== WHAT IS REQUIRED ==
Reproduce every line of the data below word for word, leaving nothing out and changing nothing.

Layout element annotations:
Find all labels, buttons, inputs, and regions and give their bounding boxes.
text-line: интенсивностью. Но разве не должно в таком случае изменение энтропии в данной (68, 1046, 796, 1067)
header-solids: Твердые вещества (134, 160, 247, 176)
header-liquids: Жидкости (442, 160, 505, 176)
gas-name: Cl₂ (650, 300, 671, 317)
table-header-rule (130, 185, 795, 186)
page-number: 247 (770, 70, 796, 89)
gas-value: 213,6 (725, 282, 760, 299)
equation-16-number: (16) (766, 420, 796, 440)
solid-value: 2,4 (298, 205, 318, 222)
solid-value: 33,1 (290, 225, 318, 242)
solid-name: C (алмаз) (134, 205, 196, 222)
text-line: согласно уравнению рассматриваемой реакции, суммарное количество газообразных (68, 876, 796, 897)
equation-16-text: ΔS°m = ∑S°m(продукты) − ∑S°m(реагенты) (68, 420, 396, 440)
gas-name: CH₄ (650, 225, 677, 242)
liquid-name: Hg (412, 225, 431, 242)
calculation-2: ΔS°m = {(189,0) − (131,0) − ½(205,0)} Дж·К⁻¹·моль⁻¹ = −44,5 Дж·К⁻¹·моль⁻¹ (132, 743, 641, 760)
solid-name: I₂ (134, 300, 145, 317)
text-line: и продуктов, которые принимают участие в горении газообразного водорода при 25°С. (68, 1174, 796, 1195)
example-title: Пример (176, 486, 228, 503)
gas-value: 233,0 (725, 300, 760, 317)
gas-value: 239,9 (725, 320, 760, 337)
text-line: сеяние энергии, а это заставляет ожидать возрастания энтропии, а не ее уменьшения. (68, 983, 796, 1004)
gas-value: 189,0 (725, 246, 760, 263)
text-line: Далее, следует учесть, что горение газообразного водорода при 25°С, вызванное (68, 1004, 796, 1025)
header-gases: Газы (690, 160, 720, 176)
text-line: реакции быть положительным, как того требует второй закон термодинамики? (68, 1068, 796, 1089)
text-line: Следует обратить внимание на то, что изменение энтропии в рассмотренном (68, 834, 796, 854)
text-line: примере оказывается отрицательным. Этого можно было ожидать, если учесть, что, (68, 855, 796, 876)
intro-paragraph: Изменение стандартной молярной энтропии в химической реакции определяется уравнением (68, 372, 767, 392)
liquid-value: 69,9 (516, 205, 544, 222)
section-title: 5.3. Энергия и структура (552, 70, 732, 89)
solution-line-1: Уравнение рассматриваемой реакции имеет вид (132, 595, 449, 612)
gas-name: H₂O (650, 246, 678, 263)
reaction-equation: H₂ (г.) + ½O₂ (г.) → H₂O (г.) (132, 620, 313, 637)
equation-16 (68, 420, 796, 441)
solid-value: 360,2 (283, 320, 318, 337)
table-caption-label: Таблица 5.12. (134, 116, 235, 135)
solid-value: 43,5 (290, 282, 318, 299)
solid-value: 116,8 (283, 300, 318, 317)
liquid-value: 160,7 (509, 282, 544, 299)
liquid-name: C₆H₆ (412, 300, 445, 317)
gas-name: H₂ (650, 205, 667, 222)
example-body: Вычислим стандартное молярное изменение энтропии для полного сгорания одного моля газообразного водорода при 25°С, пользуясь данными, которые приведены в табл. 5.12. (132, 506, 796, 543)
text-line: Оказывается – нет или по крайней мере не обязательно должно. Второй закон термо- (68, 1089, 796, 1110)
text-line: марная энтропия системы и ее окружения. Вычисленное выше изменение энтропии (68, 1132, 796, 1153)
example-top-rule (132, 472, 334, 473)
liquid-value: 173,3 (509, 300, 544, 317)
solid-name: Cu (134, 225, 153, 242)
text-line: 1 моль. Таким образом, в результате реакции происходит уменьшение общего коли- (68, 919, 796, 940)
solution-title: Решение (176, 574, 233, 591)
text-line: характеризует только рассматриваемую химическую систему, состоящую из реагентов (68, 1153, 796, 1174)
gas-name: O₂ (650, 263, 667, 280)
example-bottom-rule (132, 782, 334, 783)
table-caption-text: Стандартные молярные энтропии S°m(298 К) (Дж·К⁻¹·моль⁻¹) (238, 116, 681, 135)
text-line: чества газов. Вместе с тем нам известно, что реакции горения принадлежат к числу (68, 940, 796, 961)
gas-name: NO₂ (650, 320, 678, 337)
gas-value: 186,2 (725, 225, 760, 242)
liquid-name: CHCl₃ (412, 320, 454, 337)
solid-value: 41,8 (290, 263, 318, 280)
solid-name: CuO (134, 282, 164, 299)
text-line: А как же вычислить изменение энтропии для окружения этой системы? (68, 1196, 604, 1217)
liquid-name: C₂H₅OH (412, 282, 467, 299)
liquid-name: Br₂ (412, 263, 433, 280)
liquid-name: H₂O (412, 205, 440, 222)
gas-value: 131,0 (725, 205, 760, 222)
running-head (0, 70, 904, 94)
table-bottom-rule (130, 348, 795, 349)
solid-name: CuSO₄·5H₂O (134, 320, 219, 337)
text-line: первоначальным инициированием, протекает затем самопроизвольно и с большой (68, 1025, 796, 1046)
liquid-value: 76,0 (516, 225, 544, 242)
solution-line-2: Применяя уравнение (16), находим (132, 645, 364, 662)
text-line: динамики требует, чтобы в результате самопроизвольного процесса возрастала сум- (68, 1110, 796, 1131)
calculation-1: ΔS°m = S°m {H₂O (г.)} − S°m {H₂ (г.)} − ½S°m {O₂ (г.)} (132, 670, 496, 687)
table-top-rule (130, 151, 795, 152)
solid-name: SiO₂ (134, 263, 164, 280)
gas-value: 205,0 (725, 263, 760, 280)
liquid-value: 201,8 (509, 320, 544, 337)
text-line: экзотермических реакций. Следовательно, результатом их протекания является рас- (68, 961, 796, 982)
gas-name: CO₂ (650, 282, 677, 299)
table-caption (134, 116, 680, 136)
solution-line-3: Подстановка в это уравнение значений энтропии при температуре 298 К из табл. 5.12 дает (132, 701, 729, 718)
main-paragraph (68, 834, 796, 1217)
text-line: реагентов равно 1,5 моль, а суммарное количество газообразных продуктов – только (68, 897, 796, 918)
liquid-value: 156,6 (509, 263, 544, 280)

== TASK RESPONSE ==
Find all labels, buttons, inputs, and regions and give their bounding boxes.
text-line: интенсивностью. Но разве не должно в таком случае изменение энтропии в данной (68, 1046, 796, 1067)
header-solids: Твердые вещества (134, 160, 247, 176)
header-liquids: Жидкости (442, 160, 505, 176)
gas-name: Cl₂ (650, 300, 671, 317)
table-header-rule (130, 185, 795, 186)
page-number: 247 (770, 70, 796, 89)
gas-value: 213,6 (725, 282, 760, 299)
equation-16-number: (16) (766, 420, 796, 440)
solid-value: 2,4 (298, 205, 318, 222)
solid-value: 33,1 (290, 225, 318, 242)
solid-name: C (алмаз) (134, 205, 196, 222)
text-line: согласно уравнению рассматриваемой реакции, суммарное количество газообразных (68, 876, 796, 897)
equation-16-text: ΔS°m = ∑S°m(продукты) − ∑S°m(реагенты) (68, 420, 396, 440)
gas-name: CH₄ (650, 225, 677, 242)
liquid-name: Hg (412, 225, 431, 242)
calculation-2: ΔS°m = {(189,0) − (131,0) − ½(205,0)} Дж·К⁻¹·моль⁻¹ = −44,5 Дж·К⁻¹·моль⁻¹ (132, 743, 641, 760)
solid-name: I₂ (134, 300, 145, 317)
text-line: и продуктов, которые принимают участие в горении газообразного водорода при 25°С. (68, 1174, 796, 1195)
example-title: Пример (176, 486, 228, 503)
gas-value: 233,0 (725, 300, 760, 317)
gas-value: 239,9 (725, 320, 760, 337)
text-line: сеяние энергии, а это заставляет ожидать возрастания энтропии, а не ее уменьшения. (68, 983, 796, 1004)
gas-value: 189,0 (725, 246, 760, 263)
text-line: Далее, следует учесть, что горение газообразного водорода при 25°С, вызванное (68, 1004, 796, 1025)
header-gases: Газы (690, 160, 720, 176)
text-line: реакции быть положительным, как того требует второй закон термодинамики? (68, 1068, 796, 1089)
text-line: Следует обратить внимание на то, что изменение энтропии в рассмотренном (68, 834, 796, 854)
text-line: примере оказывается отрицательным. Этого можно было ожидать, если учесть, что, (68, 855, 796, 876)
intro-paragraph: Изменение стандартной молярной энтропии в химической реакции определяется уравнением (68, 372, 767, 392)
liquid-value: 69,9 (516, 205, 544, 222)
section-title: 5.3. Энергия и структура (552, 70, 732, 89)
solution-line-1: Уравнение рассматриваемой реакции имеет вид (132, 595, 449, 612)
gas-name: H₂O (650, 246, 678, 263)
reaction-equation: H₂ (г.) + ½O₂ (г.) → H₂O (г.) (132, 620, 313, 637)
equation-16 (68, 420, 796, 441)
solid-value: 360,2 (283, 320, 318, 337)
table-caption-label: Таблица 5.12. (134, 116, 235, 135)
solid-value: 43,5 (290, 282, 318, 299)
solid-value: 116,8 (283, 300, 318, 317)
liquid-value: 160,7 (509, 282, 544, 299)
liquid-name: C₆H₆ (412, 300, 445, 317)
gas-name: H₂ (650, 205, 667, 222)
example-body: Вычислим стандартное молярное изменение энтропии для полного сгорания одного моля газообразного водорода при 25°С, пользуясь данными, которые приведены в табл. 5.12. (132, 506, 796, 543)
text-line: Оказывается – нет или по крайней мере не обязательно должно. Второй закон термо- (68, 1089, 796, 1110)
text-line: марная энтропия системы и ее окружения. Вычисленное выше изменение энтропии (68, 1132, 796, 1153)
example-top-rule (132, 472, 334, 473)
liquid-value: 173,3 (509, 300, 544, 317)
solid-name: Cu (134, 225, 153, 242)
text-line: 1 моль. Таким образом, в результате реакции происходит уменьшение общего коли- (68, 919, 796, 940)
solution-title: Решение (176, 574, 233, 591)
text-line: характеризует только рассматриваемую химическую систему, состоящую из реагентов (68, 1153, 796, 1174)
gas-name: O₂ (650, 263, 667, 280)
example-bottom-rule (132, 782, 334, 783)
table-caption-text: Стандартные молярные энтропии S°m(298 К) (Дж·К⁻¹·моль⁻¹) (238, 116, 681, 135)
text-line: чества газов. Вместе с тем нам известно, что реакции горения принадлежат к числу (68, 940, 796, 961)
gas-name: NO₂ (650, 320, 678, 337)
gas-value: 186,2 (725, 225, 760, 242)
liquid-name: CHCl₃ (412, 320, 454, 337)
solid-value: 41,8 (290, 263, 318, 280)
solid-name: CuO (134, 282, 164, 299)
text-line: А как же вычислить изменение энтропии для окружения этой системы? (68, 1196, 604, 1217)
liquid-name: C₂H₅OH (412, 282, 467, 299)
liquid-name: Br₂ (412, 263, 433, 280)
liquid-name: H₂O (412, 205, 440, 222)
gas-value: 131,0 (725, 205, 760, 222)
running-head (0, 70, 904, 94)
table-bottom-rule (130, 348, 795, 349)
solid-name: CuSO₄·5H₂O (134, 320, 219, 337)
text-line: первоначальным инициированием, протекает затем самопроизвольно и с большой (68, 1025, 796, 1046)
liquid-value: 76,0 (516, 225, 544, 242)
solution-line-2: Применяя уравнение (16), находим (132, 645, 364, 662)
text-line: динамики требует, чтобы в результате самопроизвольного процесса возрастала сум- (68, 1110, 796, 1131)
calculation-1: ΔS°m = S°m {H₂O (г.)} − S°m {H₂ (г.)} − ½S°m {O₂ (г.)} (132, 670, 496, 687)
table-top-rule (130, 151, 795, 152)
solid-name: SiO₂ (134, 263, 164, 280)
gas-value: 205,0 (725, 263, 760, 280)
liquid-value: 201,8 (509, 320, 544, 337)
text-line: экзотермических реакций. Следовательно, результатом их протекания является рас- (68, 961, 796, 982)
gas-name: CO₂ (650, 282, 677, 299)
table-caption (134, 116, 680, 136)
solution-line-3: Подстановка в это уравнение значений энтропии при температуре 298 К из табл. 5.12 дает (132, 701, 729, 718)
main-paragraph (68, 834, 796, 1217)
text-line: реагентов равно 1,5 моль, а суммарное количество газообразных продуктов – только (68, 897, 796, 918)
liquid-value: 156,6 (509, 263, 544, 280)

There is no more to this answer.